Find every line containing the word "Tromsø" in the records below; report only how many there are.
[begin THE INPUT]
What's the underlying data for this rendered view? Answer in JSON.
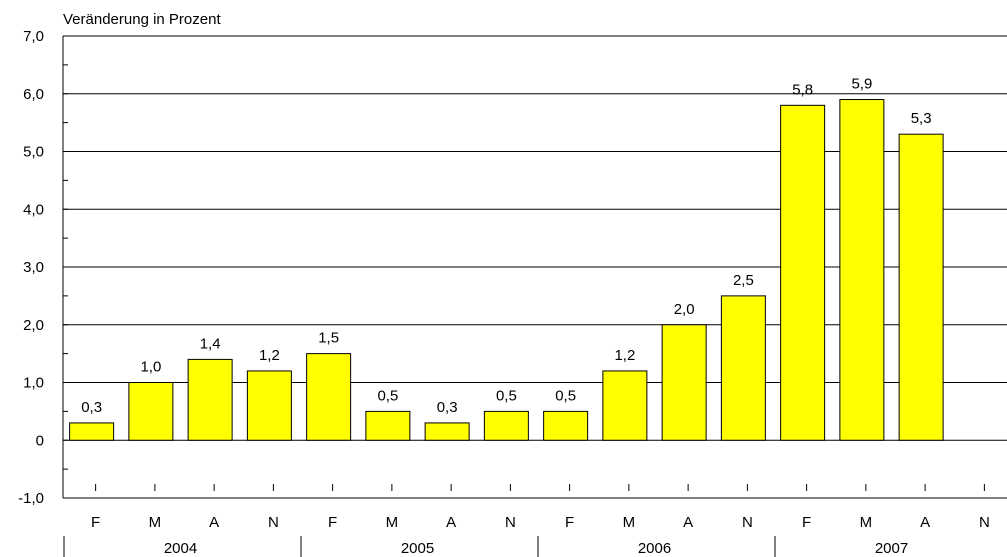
{
  "chart_data": {
    "type": "bar",
    "ylabel": "Veränderung in Prozent",
    "ylim": [
      -1.0,
      7.0
    ],
    "y_ticks": [
      {
        "value": -1.0,
        "label": "-1,0"
      },
      {
        "value": 0,
        "label": "0"
      },
      {
        "value": 1.0,
        "label": "1,0"
      },
      {
        "value": 2.0,
        "label": "2,0"
      },
      {
        "value": 3.0,
        "label": "3,0"
      },
      {
        "value": 4.0,
        "label": "4,0"
      },
      {
        "value": 5.0,
        "label": "5,0"
      },
      {
        "value": 6.0,
        "label": "6,0"
      },
      {
        "value": 7.0,
        "label": "7,0"
      }
    ],
    "grid": true,
    "categories": [
      "F",
      "M",
      "A",
      "N",
      "F",
      "M",
      "A",
      "N",
      "F",
      "M",
      "A",
      "N",
      "F",
      "M",
      "A",
      "N"
    ],
    "groups": [
      {
        "label": "2004",
        "size": 4
      },
      {
        "label": "2005",
        "size": 4
      },
      {
        "label": "2006",
        "size": 4
      },
      {
        "label": "2007",
        "size": 4
      }
    ],
    "series": [
      {
        "values": [
          0.3,
          1.0,
          1.4,
          1.2,
          1.5,
          0.5,
          0.3,
          0.5,
          0.5,
          1.2,
          2.0,
          2.5,
          5.8,
          5.9,
          5.3,
          null
        ],
        "labels": [
          "0,3",
          "1,0",
          "1,4",
          "1,2",
          "1,5",
          "0,5",
          "0,3",
          "0,5",
          "0,5",
          "1,2",
          "2,0",
          "2,5",
          "5,8",
          "5,9",
          "5,3",
          ""
        ],
        "color": "#FFFF00"
      }
    ],
    "bar_stroke": "#000000",
    "axis_color": "#000000"
  }
}
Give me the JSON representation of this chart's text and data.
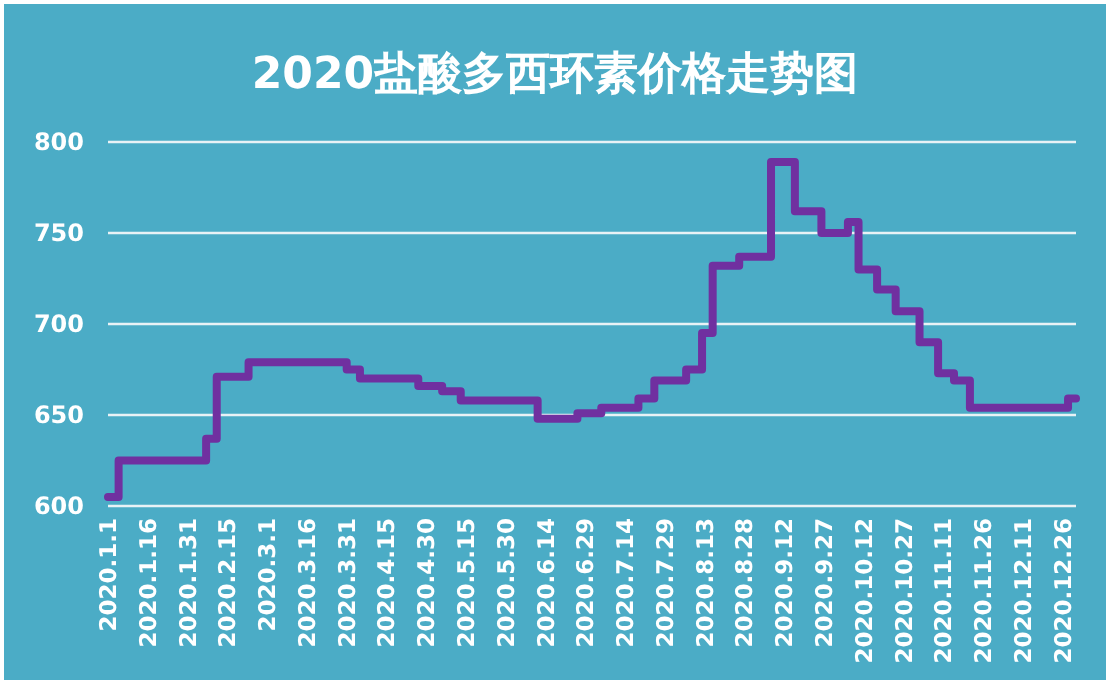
{
  "chart_data": {
    "type": "step",
    "title": "2020盐酸多西环素价格走势图",
    "x": [
      "2020-01-01",
      "2020-01-05",
      "2020-02-07",
      "2020-02-11",
      "2020-02-23",
      "2020-03-31",
      "2020-04-05",
      "2020-04-27",
      "2020-05-06",
      "2020-05-13",
      "2020-06-11",
      "2020-06-26",
      "2020-07-05",
      "2020-07-19",
      "2020-07-25",
      "2020-08-06",
      "2020-08-12",
      "2020-08-16",
      "2020-08-26",
      "2020-09-07",
      "2020-09-16",
      "2020-09-26",
      "2020-10-06",
      "2020-10-10",
      "2020-10-17",
      "2020-10-24",
      "2020-11-02",
      "2020-11-09",
      "2020-11-15",
      "2020-11-21",
      "2020-12-28",
      "2020-12-31"
    ],
    "series": [
      {
        "color": "#7030a0",
        "values": [
          605,
          625,
          637,
          671,
          679,
          675,
          670,
          666,
          663,
          658,
          648,
          651,
          654,
          659,
          669,
          675,
          695,
          732,
          737,
          789,
          762,
          750,
          756,
          730,
          719,
          707,
          690,
          673,
          669,
          654,
          659,
          659
        ]
      }
    ],
    "xlim": [
      "2020-01-01",
      "2020-12-31"
    ],
    "xticks": [
      {
        "value": "2020-01-01",
        "label": "2020.1.1"
      },
      {
        "value": "2020-01-16",
        "label": "2020.1.16"
      },
      {
        "value": "2020-01-31",
        "label": "2020.1.31"
      },
      {
        "value": "2020-02-15",
        "label": "2020.2.15"
      },
      {
        "value": "2020-03-01",
        "label": "2020.3.1"
      },
      {
        "value": "2020-03-16",
        "label": "2020.3.16"
      },
      {
        "value": "2020-03-31",
        "label": "2020.3.31"
      },
      {
        "value": "2020-04-15",
        "label": "2020.4.15"
      },
      {
        "value": "2020-04-30",
        "label": "2020.4.30"
      },
      {
        "value": "2020-05-15",
        "label": "2020.5.15"
      },
      {
        "value": "2020-05-30",
        "label": "2020.5.30"
      },
      {
        "value": "2020-06-14",
        "label": "2020.6.14"
      },
      {
        "value": "2020-06-29",
        "label": "2020.6.29"
      },
      {
        "value": "2020-07-14",
        "label": "2020.7.14"
      },
      {
        "value": "2020-07-29",
        "label": "2020.7.29"
      },
      {
        "value": "2020-08-13",
        "label": "2020.8.13"
      },
      {
        "value": "2020-08-28",
        "label": "2020.8.28"
      },
      {
        "value": "2020-09-12",
        "label": "2020.9.12"
      },
      {
        "value": "2020-09-27",
        "label": "2020.9.27"
      },
      {
        "value": "2020-10-12",
        "label": "2020.10.12"
      },
      {
        "value": "2020-10-27",
        "label": "2020.10.27"
      },
      {
        "value": "2020-11-11",
        "label": "2020.11.11"
      },
      {
        "value": "2020-11-26",
        "label": "2020.11.26"
      },
      {
        "value": "2020-12-11",
        "label": "2020.12.11"
      },
      {
        "value": "2020-12-26",
        "label": "2020.12.26"
      }
    ],
    "ylim": [
      600,
      800
    ],
    "yticks": [
      600,
      650,
      700,
      750,
      800
    ],
    "grid": "y"
  }
}
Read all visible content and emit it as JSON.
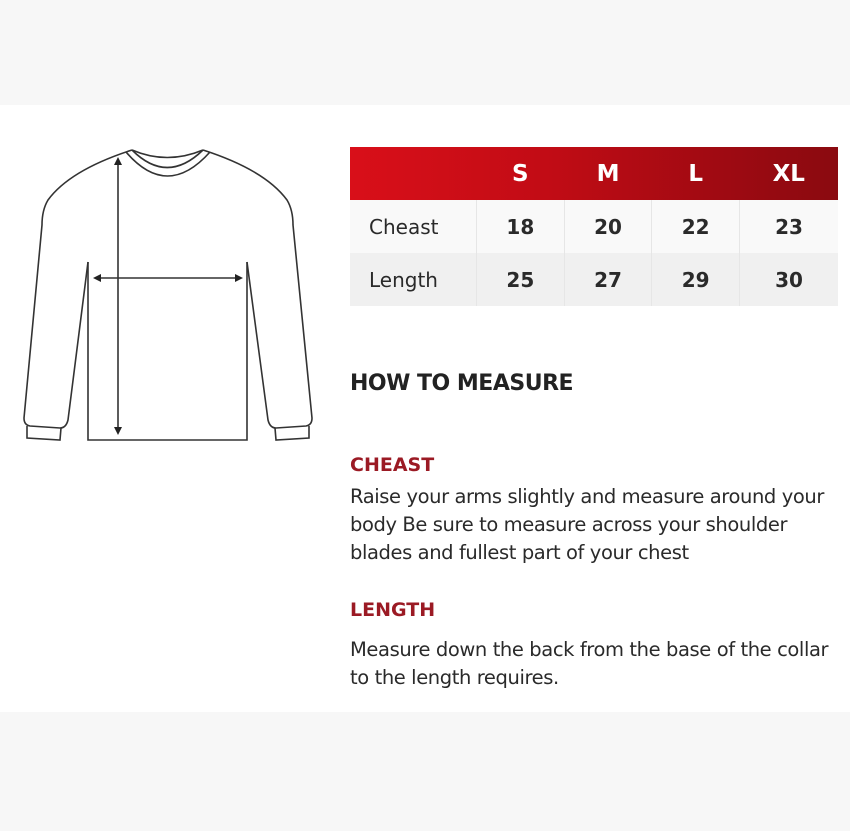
{
  "size_chart": {
    "columns": [
      "",
      "S",
      "M",
      "L",
      "XL"
    ],
    "rows": [
      {
        "label": "Cheast",
        "values": [
          "18",
          "20",
          "22",
          "23"
        ]
      },
      {
        "label": "Length",
        "values": [
          "25",
          "27",
          "29",
          "30"
        ]
      }
    ],
    "header_color": "#c70d16"
  },
  "guide": {
    "title": "HOW TO MEASURE",
    "sections": [
      {
        "heading": "CHEAST",
        "text": "Raise your arms slightly and measure around your body Be sure to measure across your shoulder blades and fullest part of your chest"
      },
      {
        "heading": "LENGTH",
        "text": "Measure down the back from the base of the collar to the length requires."
      }
    ],
    "accent_color": "#9b1a24"
  },
  "illustration": {
    "icon": "sweatshirt-measurement-diagram"
  }
}
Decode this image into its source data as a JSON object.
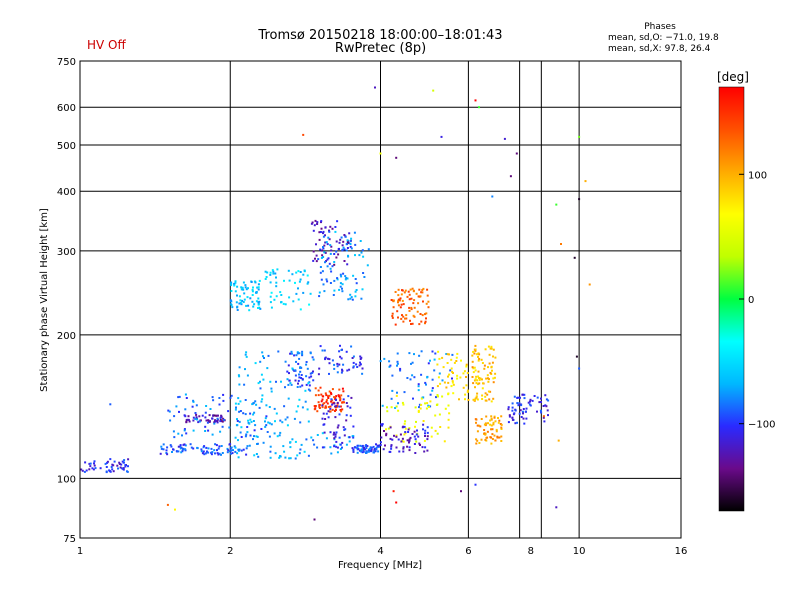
{
  "header": {
    "status": "HV Off",
    "title_line1": "Tromsø 20150218 18:00:00–18:01:43",
    "title_line2": "RwPretec (8p)"
  },
  "phases": {
    "title": "Phases",
    "o_stats": "mean, sd,O: −71.0, 19.8",
    "x_stats": "mean, sd,X:  97.8, 26.4"
  },
  "colors": {
    "status": "#cc0000",
    "grid": "#000000",
    "colorbar": [
      "#000000",
      "#6a0a8a",
      "#2a2aff",
      "#00b8ff",
      "#00ffff",
      "#00ff40",
      "#c0ff00",
      "#ffff00",
      "#ffaa00",
      "#ff5000",
      "#ff0000"
    ]
  },
  "colorbar": {
    "unit": "[deg]",
    "range": [
      -170,
      170
    ],
    "ticks": [
      100,
      0,
      -100
    ],
    "tick_labels": [
      "100",
      "0",
      "−100"
    ]
  },
  "chart_data": {
    "type": "scatter",
    "title": "Tromsø 20150218 18:00:00–18:01:43",
    "subtitle": "RwPretec (8p)",
    "xlabel": "Frequency [MHz]",
    "ylabel": "Stationary phase Virtual Height [km]",
    "xscale": "log",
    "yscale": "log",
    "xlim": [
      1,
      16
    ],
    "ylim": [
      75,
      750
    ],
    "x_ticks": [
      1,
      2,
      4,
      6,
      8,
      10,
      16
    ],
    "x_tick_labels": [
      "1",
      "2",
      "4",
      "6",
      "8",
      "10",
      "16"
    ],
    "x_gridlines": [
      2,
      4,
      6,
      7.6,
      8.4,
      10
    ],
    "y_ticks": [
      75,
      100,
      200,
      300,
      400,
      500,
      600,
      750
    ],
    "y_tick_labels": [
      "75",
      "100",
      "200",
      "300",
      "400",
      "500",
      "600",
      "750"
    ],
    "y_gridlines": [
      100,
      200,
      300,
      400,
      500,
      600
    ],
    "grid": true,
    "color_dimension": "phase [deg]",
    "clusters": [
      {
        "x": [
          1.0,
          1.25
        ],
        "y": [
          103,
          110
        ],
        "phase": -105
      },
      {
        "x": [
          1.45,
          2.2
        ],
        "y": [
          112,
          118
        ],
        "phase": -95
      },
      {
        "x": [
          1.6,
          1.95
        ],
        "y": [
          131,
          136
        ],
        "phase": -125
      },
      {
        "x": [
          2.0,
          3.6
        ],
        "y": [
          110,
          125
        ],
        "phase": -70
      },
      {
        "x": [
          1.5,
          2.4
        ],
        "y": [
          122,
          150
        ],
        "phase": -85
      },
      {
        "x": [
          2.05,
          2.9
        ],
        "y": [
          128,
          185
        ],
        "phase": -70
      },
      {
        "x": [
          2.6,
          2.95
        ],
        "y": [
          155,
          185
        ],
        "phase": -95
      },
      {
        "x": [
          2.0,
          2.3
        ],
        "y": [
          225,
          260
        ],
        "phase": -60
      },
      {
        "x": [
          2.35,
          2.9
        ],
        "y": [
          225,
          275
        ],
        "phase": -55
      },
      {
        "x": [
          2.9,
          3.5
        ],
        "y": [
          280,
          350
        ],
        "phase": -120
      },
      {
        "x": [
          3.0,
          3.8
        ],
        "y": [
          235,
          330
        ],
        "phase": -75
      },
      {
        "x": [
          2.95,
          3.4
        ],
        "y": [
          138,
          155
        ],
        "phase": 150
      },
      {
        "x": [
          3.05,
          3.55
        ],
        "y": [
          115,
          150
        ],
        "phase": -110
      },
      {
        "x": [
          3.0,
          3.7
        ],
        "y": [
          165,
          190
        ],
        "phase": -100
      },
      {
        "x": [
          3.5,
          4.0
        ],
        "y": [
          113,
          118
        ],
        "phase": -95
      },
      {
        "x": [
          4.0,
          5.6
        ],
        "y": [
          140,
          185
        ],
        "phase": -85
      },
      {
        "x": [
          4.1,
          5.5
        ],
        "y": [
          118,
          150
        ],
        "phase": 60
      },
      {
        "x": [
          4.0,
          5.0
        ],
        "y": [
          113,
          130
        ],
        "phase": -115
      },
      {
        "x": [
          5.2,
          6.0
        ],
        "y": [
          145,
          185
        ],
        "phase": 80
      },
      {
        "x": [
          6.2,
          7.0
        ],
        "y": [
          118,
          135
        ],
        "phase": 105
      },
      {
        "x": [
          6.1,
          6.8
        ],
        "y": [
          145,
          190
        ],
        "phase": 95
      },
      {
        "x": [
          7.2,
          8.7
        ],
        "y": [
          130,
          150
        ],
        "phase": -105
      },
      {
        "x": [
          4.2,
          5.0
        ],
        "y": [
          210,
          250
        ],
        "phase": 130
      }
    ],
    "sparse_points": [
      {
        "x": 2.8,
        "y": 525,
        "phase": 140
      },
      {
        "x": 3.9,
        "y": 660,
        "phase": -120
      },
      {
        "x": 4.0,
        "y": 480,
        "phase": 60
      },
      {
        "x": 4.3,
        "y": 470,
        "phase": -140
      },
      {
        "x": 5.1,
        "y": 650,
        "phase": 45
      },
      {
        "x": 5.3,
        "y": 520,
        "phase": -110
      },
      {
        "x": 6.2,
        "y": 620,
        "phase": 170
      },
      {
        "x": 6.3,
        "y": 600,
        "phase": 10
      },
      {
        "x": 7.1,
        "y": 515,
        "phase": -115
      },
      {
        "x": 7.5,
        "y": 480,
        "phase": -140
      },
      {
        "x": 10.0,
        "y": 520,
        "phase": 20
      },
      {
        "x": 9.0,
        "y": 375,
        "phase": 10
      },
      {
        "x": 10.0,
        "y": 385,
        "phase": -160
      },
      {
        "x": 10.3,
        "y": 420,
        "phase": 100
      },
      {
        "x": 6.7,
        "y": 390,
        "phase": -80
      },
      {
        "x": 7.3,
        "y": 430,
        "phase": -140
      },
      {
        "x": 9.2,
        "y": 310,
        "phase": 120
      },
      {
        "x": 9.8,
        "y": 290,
        "phase": -160
      },
      {
        "x": 10.5,
        "y": 255,
        "phase": 110
      },
      {
        "x": 1.5,
        "y": 88,
        "phase": 130
      },
      {
        "x": 1.55,
        "y": 86,
        "phase": 70
      },
      {
        "x": 2.95,
        "y": 82,
        "phase": -140
      },
      {
        "x": 4.25,
        "y": 94,
        "phase": 160
      },
      {
        "x": 4.3,
        "y": 89,
        "phase": 170
      },
      {
        "x": 5.8,
        "y": 94,
        "phase": -140
      },
      {
        "x": 6.2,
        "y": 97,
        "phase": -100
      },
      {
        "x": 9.0,
        "y": 87,
        "phase": -120
      },
      {
        "x": 1.15,
        "y": 143,
        "phase": -90
      },
      {
        "x": 9.9,
        "y": 180,
        "phase": -160
      },
      {
        "x": 10.0,
        "y": 170,
        "phase": -90
      },
      {
        "x": 8.5,
        "y": 135,
        "phase": 130
      },
      {
        "x": 9.1,
        "y": 120,
        "phase": 100
      }
    ]
  }
}
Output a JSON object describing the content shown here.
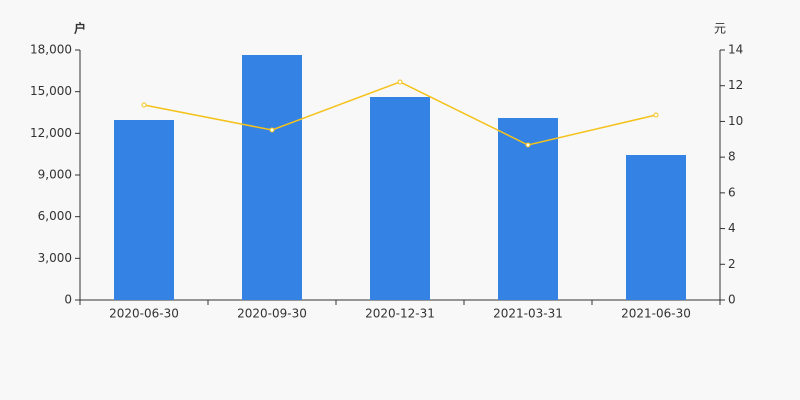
{
  "chart_data": {
    "type": "bar",
    "y_label": "户",
    "y2_label": "元",
    "categories": [
      "2020-06-30",
      "2020-09-30",
      "2020-12-31",
      "2021-03-31",
      "2021-06-30"
    ],
    "series": [
      {
        "type": "bar",
        "color": "#3482e3",
        "values": [
          12960,
          17640,
          14616,
          13104,
          10440
        ]
      },
      {
        "type": "line",
        "axis": "y2",
        "color": "#f5c21b",
        "values": [
          10.92,
          9.52,
          12.21,
          8.68,
          10.36
        ]
      }
    ],
    "ylim": [
      0,
      18000
    ],
    "yticks": [
      0,
      {
        "value": 3000,
        "label": "3,000"
      },
      {
        "value": 6000,
        "label": "6,000"
      },
      {
        "value": 9000,
        "label": "9,000"
      },
      {
        "value": 12000,
        "label": "12,000"
      },
      {
        "value": 15000,
        "label": "15,000"
      },
      {
        "value": 18000,
        "label": "18,000"
      }
    ],
    "y2lim": [
      0,
      14
    ],
    "y2ticks": [
      0,
      2,
      4,
      6,
      8,
      10,
      12,
      14
    ],
    "grid": false
  }
}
[end THE INPUT]
EXERCISE ANSWER: 2